** start Supplied information **
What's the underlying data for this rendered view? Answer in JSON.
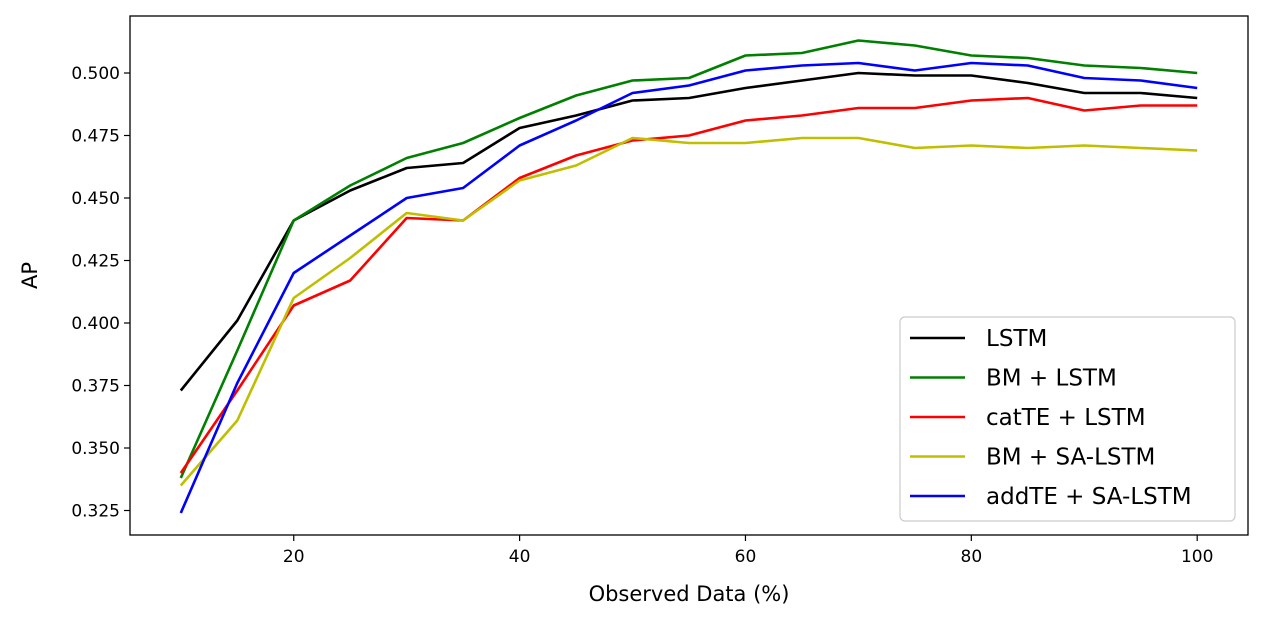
{
  "chart_data": {
    "type": "line",
    "xlabel": "Observed Data (%)",
    "ylabel": "AP",
    "xlim": [
      5.5,
      104.5
    ],
    "ylim": [
      0.3152,
      0.5228
    ],
    "xticks": [
      "20",
      "40",
      "60",
      "80",
      "100"
    ],
    "yticks": [
      "0.325",
      "0.350",
      "0.375",
      "0.400",
      "0.425",
      "0.450",
      "0.475",
      "0.500"
    ],
    "grid": false,
    "legend_position": "lower-right",
    "x": [
      10,
      15,
      20,
      25,
      30,
      35,
      40,
      45,
      50,
      55,
      60,
      65,
      70,
      75,
      80,
      85,
      90,
      95,
      100
    ],
    "series": [
      {
        "name": "LSTM",
        "color": "#000000",
        "values": [
          0.373,
          0.401,
          0.441,
          0.453,
          0.462,
          0.464,
          0.478,
          0.483,
          0.489,
          0.49,
          0.494,
          0.497,
          0.5,
          0.499,
          0.499,
          0.496,
          0.492,
          0.492,
          0.49
        ]
      },
      {
        "name": "BM + LSTM",
        "color": "#008000",
        "values": [
          0.338,
          0.389,
          0.441,
          0.455,
          0.466,
          0.472,
          0.482,
          0.491,
          0.497,
          0.498,
          0.507,
          0.508,
          0.513,
          0.511,
          0.507,
          0.506,
          0.503,
          0.502,
          0.5
        ]
      },
      {
        "name": "catTE + LSTM",
        "color": "#ff0000",
        "values": [
          0.34,
          0.373,
          0.407,
          0.417,
          0.442,
          0.441,
          0.458,
          0.467,
          0.473,
          0.475,
          0.481,
          0.483,
          0.486,
          0.486,
          0.489,
          0.49,
          0.485,
          0.487,
          0.487
        ]
      },
      {
        "name": "BM + SA-LSTM",
        "color": "#bfbf00",
        "values": [
          0.335,
          0.361,
          0.41,
          0.426,
          0.444,
          0.441,
          0.457,
          0.463,
          0.474,
          0.472,
          0.472,
          0.474,
          0.474,
          0.47,
          0.471,
          0.47,
          0.471,
          0.47,
          0.469
        ]
      },
      {
        "name": "addTE + SA-LSTM",
        "color": "#0000ff",
        "values": [
          0.324,
          0.376,
          0.42,
          0.435,
          0.45,
          0.454,
          0.471,
          0.481,
          0.492,
          0.495,
          0.501,
          0.503,
          0.504,
          0.501,
          0.504,
          0.503,
          0.498,
          0.497,
          0.494
        ]
      }
    ]
  }
}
** end Supplied information **
◆ Exercise brief
Repeat the material above in full and exactly, omitting the pictures.

◆ Solution below
What's the underlying data for this rendered view? Answer in JSON.
{
  "chart_data": {
    "type": "line",
    "xlabel": "Observed Data (%)",
    "ylabel": "AP",
    "xlim": [
      5.5,
      104.5
    ],
    "ylim": [
      0.3152,
      0.5228
    ],
    "xticks": [
      "20",
      "40",
      "60",
      "80",
      "100"
    ],
    "yticks": [
      "0.325",
      "0.350",
      "0.375",
      "0.400",
      "0.425",
      "0.450",
      "0.475",
      "0.500"
    ],
    "grid": false,
    "legend_position": "lower-right",
    "x": [
      10,
      15,
      20,
      25,
      30,
      35,
      40,
      45,
      50,
      55,
      60,
      65,
      70,
      75,
      80,
      85,
      90,
      95,
      100
    ],
    "series": [
      {
        "name": "LSTM",
        "color": "#000000",
        "values": [
          0.373,
          0.401,
          0.441,
          0.453,
          0.462,
          0.464,
          0.478,
          0.483,
          0.489,
          0.49,
          0.494,
          0.497,
          0.5,
          0.499,
          0.499,
          0.496,
          0.492,
          0.492,
          0.49
        ]
      },
      {
        "name": "BM + LSTM",
        "color": "#008000",
        "values": [
          0.338,
          0.389,
          0.441,
          0.455,
          0.466,
          0.472,
          0.482,
          0.491,
          0.497,
          0.498,
          0.507,
          0.508,
          0.513,
          0.511,
          0.507,
          0.506,
          0.503,
          0.502,
          0.5
        ]
      },
      {
        "name": "catTE + LSTM",
        "color": "#ff0000",
        "values": [
          0.34,
          0.373,
          0.407,
          0.417,
          0.442,
          0.441,
          0.458,
          0.467,
          0.473,
          0.475,
          0.481,
          0.483,
          0.486,
          0.486,
          0.489,
          0.49,
          0.485,
          0.487,
          0.487
        ]
      },
      {
        "name": "BM + SA-LSTM",
        "color": "#bfbf00",
        "values": [
          0.335,
          0.361,
          0.41,
          0.426,
          0.444,
          0.441,
          0.457,
          0.463,
          0.474,
          0.472,
          0.472,
          0.474,
          0.474,
          0.47,
          0.471,
          0.47,
          0.471,
          0.47,
          0.469
        ]
      },
      {
        "name": "addTE + SA-LSTM",
        "color": "#0000ff",
        "values": [
          0.324,
          0.376,
          0.42,
          0.435,
          0.45,
          0.454,
          0.471,
          0.481,
          0.492,
          0.495,
          0.501,
          0.503,
          0.504,
          0.501,
          0.504,
          0.503,
          0.498,
          0.497,
          0.494
        ]
      }
    ]
  }
}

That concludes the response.